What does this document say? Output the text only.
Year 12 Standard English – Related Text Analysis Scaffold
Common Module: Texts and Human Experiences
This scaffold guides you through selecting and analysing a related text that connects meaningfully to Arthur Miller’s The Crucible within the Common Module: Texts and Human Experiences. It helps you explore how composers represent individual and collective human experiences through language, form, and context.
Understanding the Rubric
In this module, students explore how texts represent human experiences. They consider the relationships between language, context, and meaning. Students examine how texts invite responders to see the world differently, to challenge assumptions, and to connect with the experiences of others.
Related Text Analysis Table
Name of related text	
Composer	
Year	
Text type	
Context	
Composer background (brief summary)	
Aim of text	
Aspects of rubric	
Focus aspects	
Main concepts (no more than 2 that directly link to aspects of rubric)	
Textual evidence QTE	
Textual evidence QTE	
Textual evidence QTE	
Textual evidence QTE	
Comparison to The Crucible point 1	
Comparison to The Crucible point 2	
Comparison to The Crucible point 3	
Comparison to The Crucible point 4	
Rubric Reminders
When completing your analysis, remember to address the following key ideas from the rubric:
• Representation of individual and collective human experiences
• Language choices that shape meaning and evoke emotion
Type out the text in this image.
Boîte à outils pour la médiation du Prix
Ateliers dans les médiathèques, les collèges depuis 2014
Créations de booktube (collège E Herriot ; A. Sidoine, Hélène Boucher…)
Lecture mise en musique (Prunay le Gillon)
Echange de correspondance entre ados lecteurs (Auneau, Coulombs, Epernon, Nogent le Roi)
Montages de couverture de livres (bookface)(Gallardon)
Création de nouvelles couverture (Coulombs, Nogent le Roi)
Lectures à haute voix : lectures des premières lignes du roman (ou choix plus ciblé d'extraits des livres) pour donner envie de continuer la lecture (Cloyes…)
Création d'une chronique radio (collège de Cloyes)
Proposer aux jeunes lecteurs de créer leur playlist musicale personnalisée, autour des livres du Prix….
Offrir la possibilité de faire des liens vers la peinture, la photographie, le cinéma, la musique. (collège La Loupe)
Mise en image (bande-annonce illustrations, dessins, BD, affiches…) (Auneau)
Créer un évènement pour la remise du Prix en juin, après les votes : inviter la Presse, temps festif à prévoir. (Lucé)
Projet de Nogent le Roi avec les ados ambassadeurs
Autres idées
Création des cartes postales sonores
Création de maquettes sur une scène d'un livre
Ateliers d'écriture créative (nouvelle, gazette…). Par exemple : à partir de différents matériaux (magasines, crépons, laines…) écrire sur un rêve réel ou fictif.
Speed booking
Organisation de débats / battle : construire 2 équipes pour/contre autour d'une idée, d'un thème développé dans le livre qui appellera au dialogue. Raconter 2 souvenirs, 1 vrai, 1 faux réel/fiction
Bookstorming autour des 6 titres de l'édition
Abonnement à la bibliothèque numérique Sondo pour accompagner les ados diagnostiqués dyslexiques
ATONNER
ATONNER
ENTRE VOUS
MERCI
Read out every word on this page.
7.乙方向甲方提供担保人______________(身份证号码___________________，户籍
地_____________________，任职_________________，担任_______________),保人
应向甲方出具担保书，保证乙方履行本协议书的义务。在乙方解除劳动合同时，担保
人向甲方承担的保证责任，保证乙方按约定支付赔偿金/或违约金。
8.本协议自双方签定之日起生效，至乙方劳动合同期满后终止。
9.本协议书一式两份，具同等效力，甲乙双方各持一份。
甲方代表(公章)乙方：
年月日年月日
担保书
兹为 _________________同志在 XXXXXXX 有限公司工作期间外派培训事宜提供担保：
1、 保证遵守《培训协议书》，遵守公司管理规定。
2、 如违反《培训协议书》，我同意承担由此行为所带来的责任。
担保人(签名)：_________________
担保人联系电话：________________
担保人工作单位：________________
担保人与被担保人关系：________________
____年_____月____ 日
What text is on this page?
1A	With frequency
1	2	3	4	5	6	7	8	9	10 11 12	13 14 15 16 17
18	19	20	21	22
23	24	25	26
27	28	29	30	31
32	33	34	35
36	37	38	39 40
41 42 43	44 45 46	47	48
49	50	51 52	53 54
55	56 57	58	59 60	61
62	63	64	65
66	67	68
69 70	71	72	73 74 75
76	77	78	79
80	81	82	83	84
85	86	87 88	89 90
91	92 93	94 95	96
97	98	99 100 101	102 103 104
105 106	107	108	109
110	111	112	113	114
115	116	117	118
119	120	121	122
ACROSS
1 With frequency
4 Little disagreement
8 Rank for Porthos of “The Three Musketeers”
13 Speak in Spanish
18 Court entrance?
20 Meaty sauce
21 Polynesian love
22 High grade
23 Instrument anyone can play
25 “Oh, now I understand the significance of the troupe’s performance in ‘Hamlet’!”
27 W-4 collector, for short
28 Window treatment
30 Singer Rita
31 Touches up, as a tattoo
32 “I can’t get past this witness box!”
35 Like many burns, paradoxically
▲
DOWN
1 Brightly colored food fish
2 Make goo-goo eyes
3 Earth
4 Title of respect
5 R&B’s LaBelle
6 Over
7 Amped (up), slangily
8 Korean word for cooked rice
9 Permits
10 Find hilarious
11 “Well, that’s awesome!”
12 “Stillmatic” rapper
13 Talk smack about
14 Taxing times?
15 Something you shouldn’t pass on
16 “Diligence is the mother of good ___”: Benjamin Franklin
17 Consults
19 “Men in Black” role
========
» Exercise prompt: For each line of the listing that holds the word "image", show that line.

» The answer:
Type out the text in this image.
Mise en image (bande-annonce illustrations, dessins, BD, affiches…) (Auneau)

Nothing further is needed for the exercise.